◆ **EXERCISE DIRECTIONS**
Within the data that follows, how many lines carry the string "Countermeasures"? Give the number alone.

++++++++++

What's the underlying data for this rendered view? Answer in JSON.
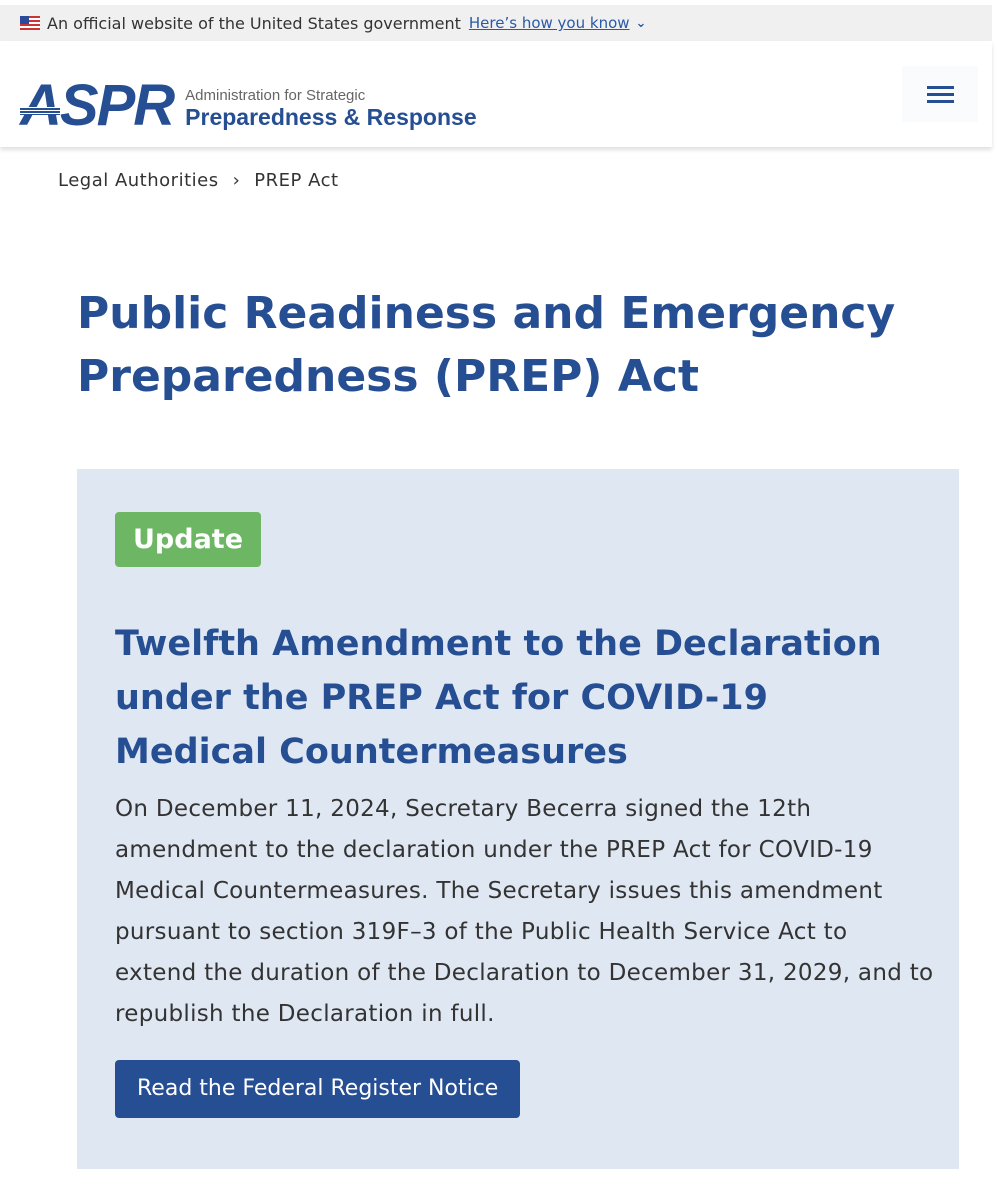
{
  "gov_banner": {
    "text": "An official website of the United States government",
    "link": "Here’s how you know"
  },
  "header": {
    "logo_mark": "ASPR",
    "logo_sub": "Administration for Strategic",
    "logo_main": "Preparedness & Response",
    "menu_icon": "hamburger-icon"
  },
  "breadcrumb": [
    {
      "label": "Legal Authorities"
    },
    {
      "label": "PREP Act"
    }
  ],
  "page_title": "Public Readiness and Emergency Preparedness (PREP) Act",
  "update": {
    "badge": "Update",
    "title": "Twelfth Amendment to the Declaration under the PREP Act for COVID-19 Medical Countermeasures",
    "body": "On December 11, 2024, Secretary Becerra signed the 12th amendment to the declaration under the PREP Act for COVID-19 Medical Countermeasures. The Secretary issues this amendment pursuant to section 319F–3 of the Public Health Service Act to extend the duration of the Declaration to December 31, 2029, and to republish the Declaration in full.",
    "button": "Read the Federal Register Notice"
  },
  "colors": {
    "brand_blue": "#264e93",
    "badge_green": "#6db664",
    "panel_bg": "#dfe7f2"
  }
}
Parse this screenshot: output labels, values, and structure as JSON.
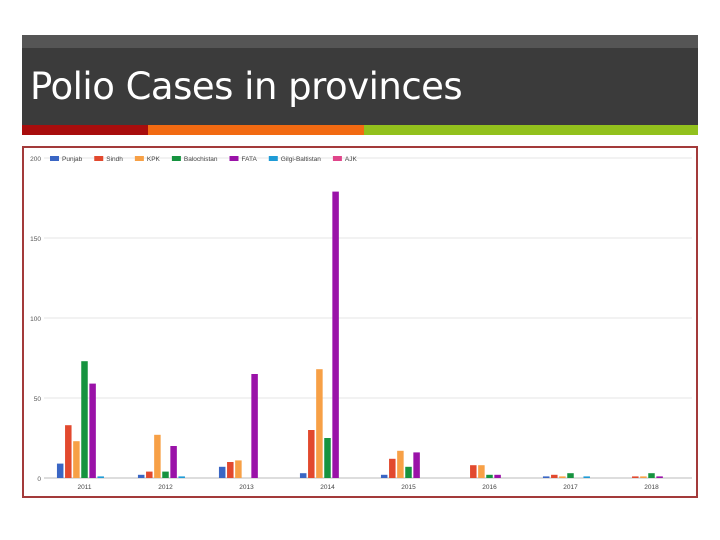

++++++++++

◆ **ANSWER TO THE EXERCISE**
2